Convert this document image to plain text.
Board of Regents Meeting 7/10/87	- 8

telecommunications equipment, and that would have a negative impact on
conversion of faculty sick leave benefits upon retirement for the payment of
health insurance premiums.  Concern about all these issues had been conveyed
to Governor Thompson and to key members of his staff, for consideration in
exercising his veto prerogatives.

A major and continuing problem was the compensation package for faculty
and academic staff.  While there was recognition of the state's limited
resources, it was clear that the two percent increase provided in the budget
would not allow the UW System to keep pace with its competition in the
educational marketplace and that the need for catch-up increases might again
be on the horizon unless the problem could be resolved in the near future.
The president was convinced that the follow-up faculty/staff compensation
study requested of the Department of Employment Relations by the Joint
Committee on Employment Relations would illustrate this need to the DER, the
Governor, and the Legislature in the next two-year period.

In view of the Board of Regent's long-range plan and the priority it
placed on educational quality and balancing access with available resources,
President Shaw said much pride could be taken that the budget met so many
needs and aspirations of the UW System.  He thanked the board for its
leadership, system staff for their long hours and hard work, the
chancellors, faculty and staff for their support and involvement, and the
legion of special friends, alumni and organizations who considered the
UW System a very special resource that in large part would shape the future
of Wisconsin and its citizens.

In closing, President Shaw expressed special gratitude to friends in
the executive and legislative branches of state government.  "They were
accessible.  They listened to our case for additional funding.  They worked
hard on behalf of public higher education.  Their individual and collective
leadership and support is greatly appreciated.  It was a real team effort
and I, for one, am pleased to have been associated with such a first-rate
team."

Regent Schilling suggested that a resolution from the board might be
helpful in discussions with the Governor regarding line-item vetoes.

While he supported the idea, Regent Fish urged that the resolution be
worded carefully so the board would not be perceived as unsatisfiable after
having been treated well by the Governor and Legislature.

--

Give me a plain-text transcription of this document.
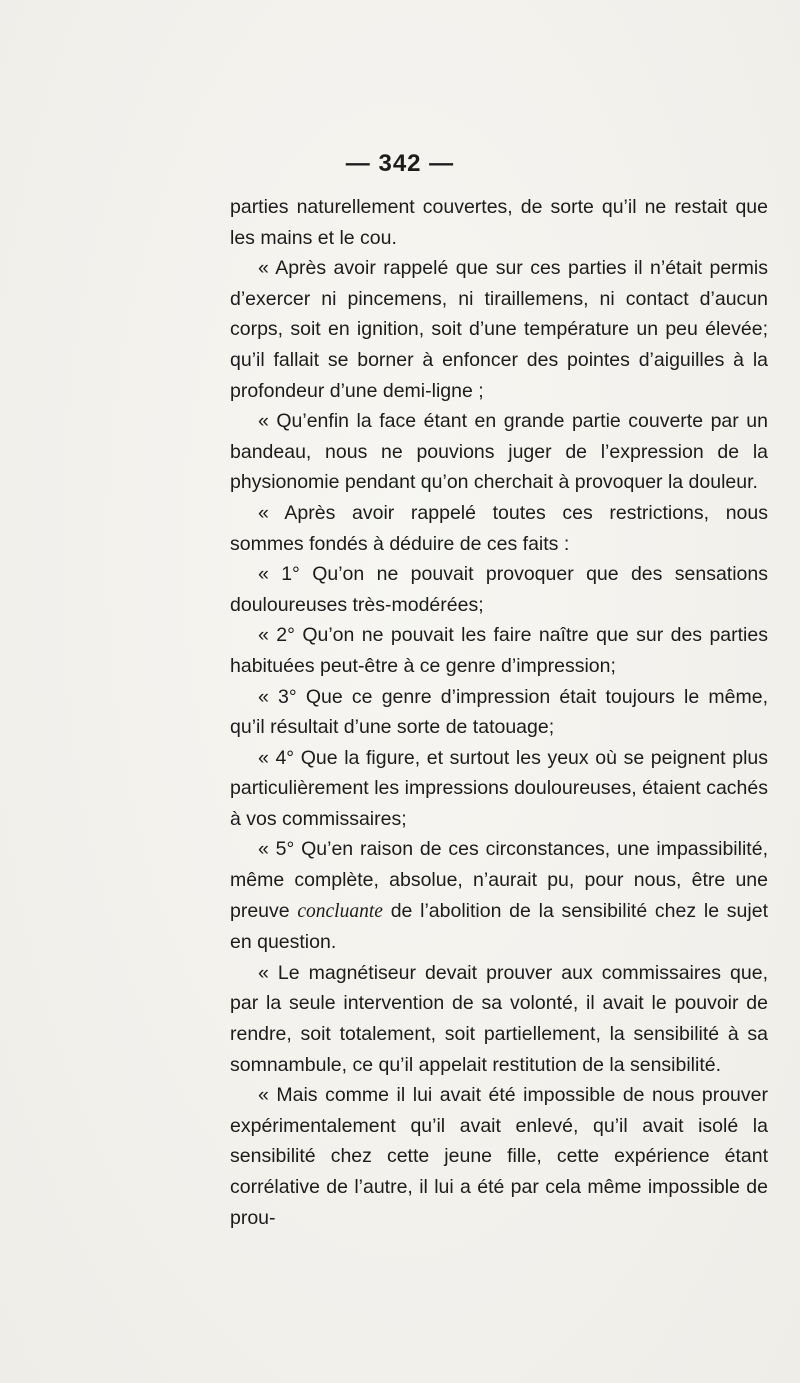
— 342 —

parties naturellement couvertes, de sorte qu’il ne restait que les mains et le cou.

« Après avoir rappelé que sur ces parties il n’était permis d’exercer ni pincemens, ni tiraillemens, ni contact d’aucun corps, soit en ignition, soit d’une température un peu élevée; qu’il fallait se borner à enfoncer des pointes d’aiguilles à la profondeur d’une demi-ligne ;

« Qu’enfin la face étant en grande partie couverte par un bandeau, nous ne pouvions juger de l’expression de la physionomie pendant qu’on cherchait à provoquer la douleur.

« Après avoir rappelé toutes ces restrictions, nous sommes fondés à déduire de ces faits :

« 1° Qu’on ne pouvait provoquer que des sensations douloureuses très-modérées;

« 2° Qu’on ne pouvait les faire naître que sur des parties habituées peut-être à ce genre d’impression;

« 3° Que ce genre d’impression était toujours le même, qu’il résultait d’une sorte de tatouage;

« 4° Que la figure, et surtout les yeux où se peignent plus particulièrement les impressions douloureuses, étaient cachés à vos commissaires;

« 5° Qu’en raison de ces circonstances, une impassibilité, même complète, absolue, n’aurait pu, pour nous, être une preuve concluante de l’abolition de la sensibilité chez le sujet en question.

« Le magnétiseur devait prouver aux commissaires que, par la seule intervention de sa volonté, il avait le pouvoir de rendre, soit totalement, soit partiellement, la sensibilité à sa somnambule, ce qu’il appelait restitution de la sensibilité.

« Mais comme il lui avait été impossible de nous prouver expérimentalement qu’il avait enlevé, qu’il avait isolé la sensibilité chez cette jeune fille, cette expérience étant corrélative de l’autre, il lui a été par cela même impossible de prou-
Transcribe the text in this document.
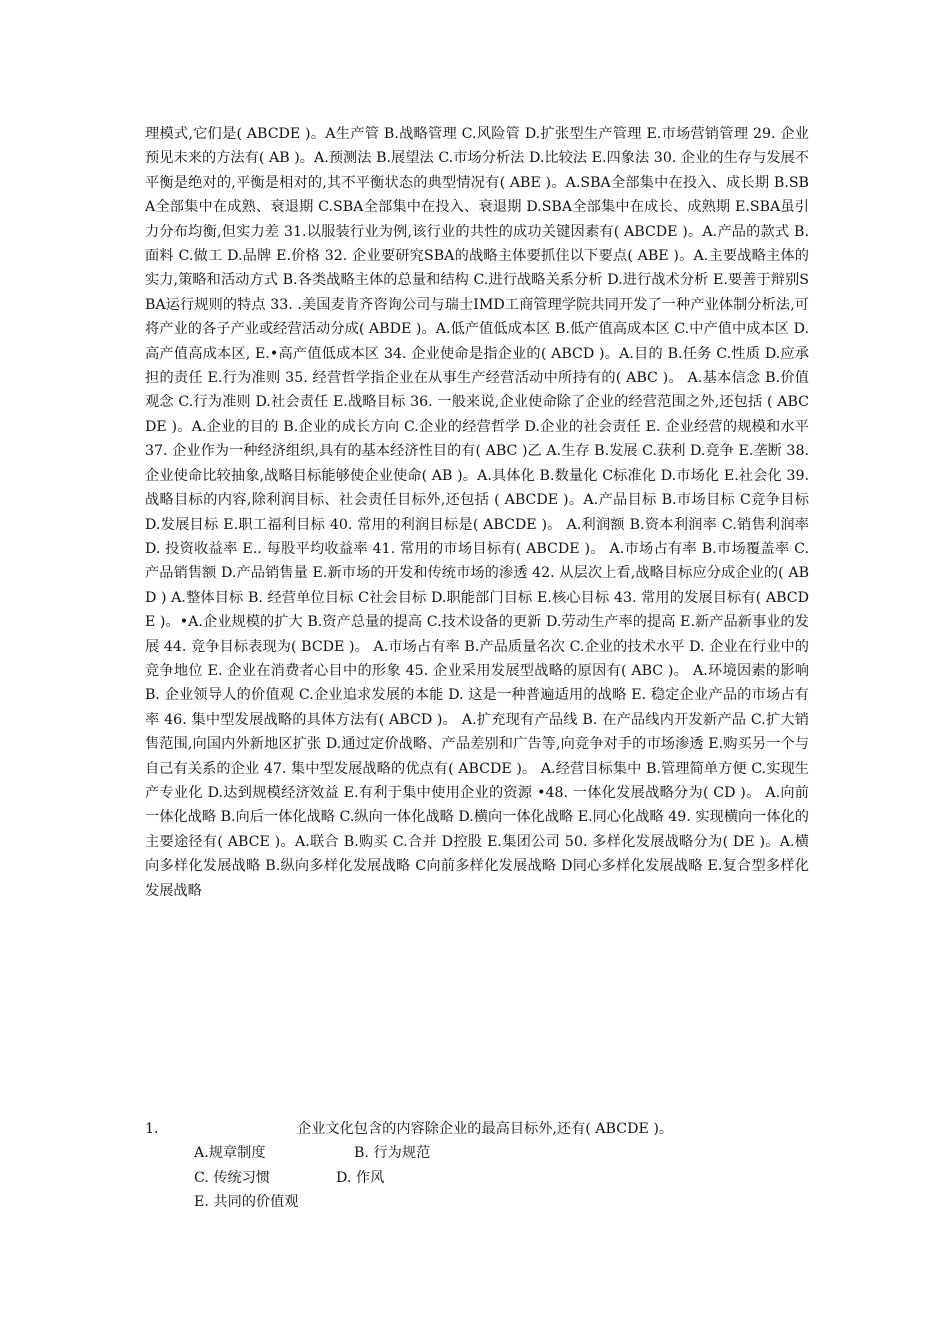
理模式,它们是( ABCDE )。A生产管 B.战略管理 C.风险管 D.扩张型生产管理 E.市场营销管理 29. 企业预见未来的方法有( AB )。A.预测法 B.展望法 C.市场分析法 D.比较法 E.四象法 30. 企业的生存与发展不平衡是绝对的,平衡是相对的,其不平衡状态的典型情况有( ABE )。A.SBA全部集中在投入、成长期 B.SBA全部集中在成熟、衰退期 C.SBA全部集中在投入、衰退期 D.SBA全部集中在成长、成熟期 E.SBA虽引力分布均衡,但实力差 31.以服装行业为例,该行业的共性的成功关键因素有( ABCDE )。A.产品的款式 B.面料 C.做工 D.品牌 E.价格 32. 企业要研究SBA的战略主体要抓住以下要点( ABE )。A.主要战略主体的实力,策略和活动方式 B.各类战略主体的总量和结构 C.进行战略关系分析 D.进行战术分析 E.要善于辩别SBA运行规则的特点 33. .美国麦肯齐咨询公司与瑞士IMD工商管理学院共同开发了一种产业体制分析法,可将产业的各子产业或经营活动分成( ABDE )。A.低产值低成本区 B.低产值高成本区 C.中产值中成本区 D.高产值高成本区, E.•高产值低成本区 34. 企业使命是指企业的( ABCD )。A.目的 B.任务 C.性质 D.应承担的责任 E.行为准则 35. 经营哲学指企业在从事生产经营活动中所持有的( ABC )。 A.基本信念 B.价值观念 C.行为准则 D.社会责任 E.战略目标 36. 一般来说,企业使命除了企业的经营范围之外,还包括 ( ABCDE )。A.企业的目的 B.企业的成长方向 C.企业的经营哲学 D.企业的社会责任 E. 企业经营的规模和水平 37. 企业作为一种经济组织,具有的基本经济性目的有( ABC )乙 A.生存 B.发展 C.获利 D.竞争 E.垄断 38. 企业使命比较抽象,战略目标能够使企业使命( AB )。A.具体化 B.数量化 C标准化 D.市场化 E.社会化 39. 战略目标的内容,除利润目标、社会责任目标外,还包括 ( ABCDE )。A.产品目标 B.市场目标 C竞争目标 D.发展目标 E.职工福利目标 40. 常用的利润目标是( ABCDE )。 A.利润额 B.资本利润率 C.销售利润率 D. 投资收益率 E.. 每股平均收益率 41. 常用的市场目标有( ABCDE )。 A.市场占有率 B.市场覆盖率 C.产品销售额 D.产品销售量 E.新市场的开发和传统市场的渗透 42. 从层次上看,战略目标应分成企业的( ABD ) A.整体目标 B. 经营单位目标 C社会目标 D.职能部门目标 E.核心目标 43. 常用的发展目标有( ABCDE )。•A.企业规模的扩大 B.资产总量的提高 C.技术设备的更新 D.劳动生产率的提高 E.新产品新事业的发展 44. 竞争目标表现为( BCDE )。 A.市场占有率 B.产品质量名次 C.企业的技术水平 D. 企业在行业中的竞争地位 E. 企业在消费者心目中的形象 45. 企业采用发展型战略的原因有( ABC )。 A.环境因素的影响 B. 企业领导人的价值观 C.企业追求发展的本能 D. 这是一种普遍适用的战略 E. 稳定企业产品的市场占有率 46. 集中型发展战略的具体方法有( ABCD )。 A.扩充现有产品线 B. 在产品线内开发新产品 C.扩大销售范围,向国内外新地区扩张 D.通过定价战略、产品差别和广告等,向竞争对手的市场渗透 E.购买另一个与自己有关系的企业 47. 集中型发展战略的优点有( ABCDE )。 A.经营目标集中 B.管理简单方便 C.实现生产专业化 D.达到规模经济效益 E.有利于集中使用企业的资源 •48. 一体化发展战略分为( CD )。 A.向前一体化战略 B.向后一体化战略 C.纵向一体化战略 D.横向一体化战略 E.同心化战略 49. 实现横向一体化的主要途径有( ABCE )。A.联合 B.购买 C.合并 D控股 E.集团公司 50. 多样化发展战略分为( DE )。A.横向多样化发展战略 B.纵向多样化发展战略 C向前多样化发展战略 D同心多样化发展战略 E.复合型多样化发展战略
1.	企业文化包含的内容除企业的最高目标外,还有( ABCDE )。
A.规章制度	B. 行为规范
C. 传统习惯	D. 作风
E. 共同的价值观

--

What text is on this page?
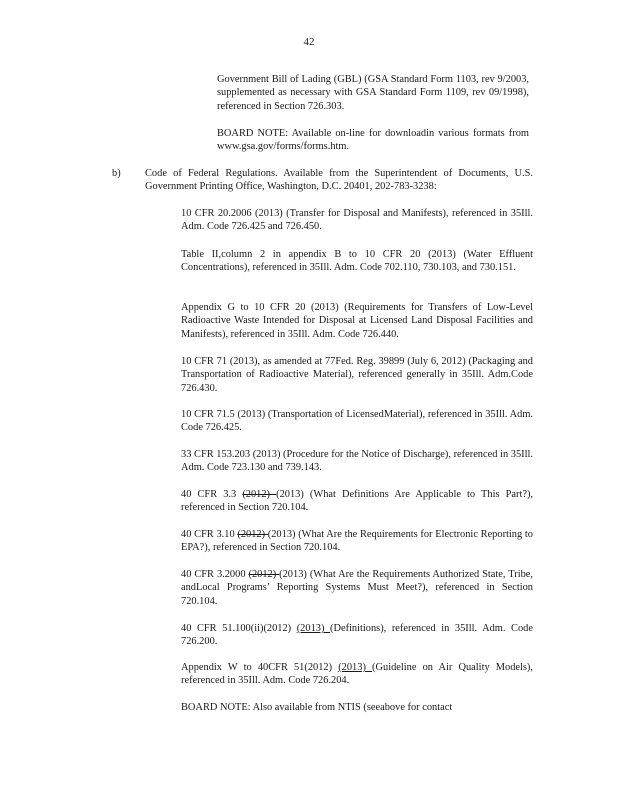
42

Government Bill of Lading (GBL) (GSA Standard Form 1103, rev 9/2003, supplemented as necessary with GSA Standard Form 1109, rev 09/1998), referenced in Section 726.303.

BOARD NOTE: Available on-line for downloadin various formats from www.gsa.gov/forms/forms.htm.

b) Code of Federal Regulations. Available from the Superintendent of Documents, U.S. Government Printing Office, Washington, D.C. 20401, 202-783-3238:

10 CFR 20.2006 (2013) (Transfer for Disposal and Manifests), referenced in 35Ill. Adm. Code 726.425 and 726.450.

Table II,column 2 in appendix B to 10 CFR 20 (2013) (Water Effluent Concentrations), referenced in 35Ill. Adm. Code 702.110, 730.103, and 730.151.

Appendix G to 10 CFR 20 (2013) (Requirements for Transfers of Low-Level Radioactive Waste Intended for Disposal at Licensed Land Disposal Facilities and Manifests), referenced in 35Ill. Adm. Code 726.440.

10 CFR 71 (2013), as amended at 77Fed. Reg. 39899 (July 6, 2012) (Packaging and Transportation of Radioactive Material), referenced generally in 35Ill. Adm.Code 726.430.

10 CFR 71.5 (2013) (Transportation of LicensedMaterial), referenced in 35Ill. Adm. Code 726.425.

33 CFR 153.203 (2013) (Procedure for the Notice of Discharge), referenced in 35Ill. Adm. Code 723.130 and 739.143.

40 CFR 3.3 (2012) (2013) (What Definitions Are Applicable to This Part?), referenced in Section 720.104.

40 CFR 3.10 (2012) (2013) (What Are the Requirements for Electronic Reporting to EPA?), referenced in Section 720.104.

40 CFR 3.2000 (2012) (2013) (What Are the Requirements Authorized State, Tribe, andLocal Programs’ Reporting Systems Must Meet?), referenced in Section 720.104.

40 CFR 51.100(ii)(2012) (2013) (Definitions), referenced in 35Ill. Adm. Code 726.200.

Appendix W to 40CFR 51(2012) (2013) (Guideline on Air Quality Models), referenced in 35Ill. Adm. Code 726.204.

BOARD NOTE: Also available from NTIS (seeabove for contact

• Task
Report how many lines in the records above contain the word "compensation", giving only the number.

• Final answer
2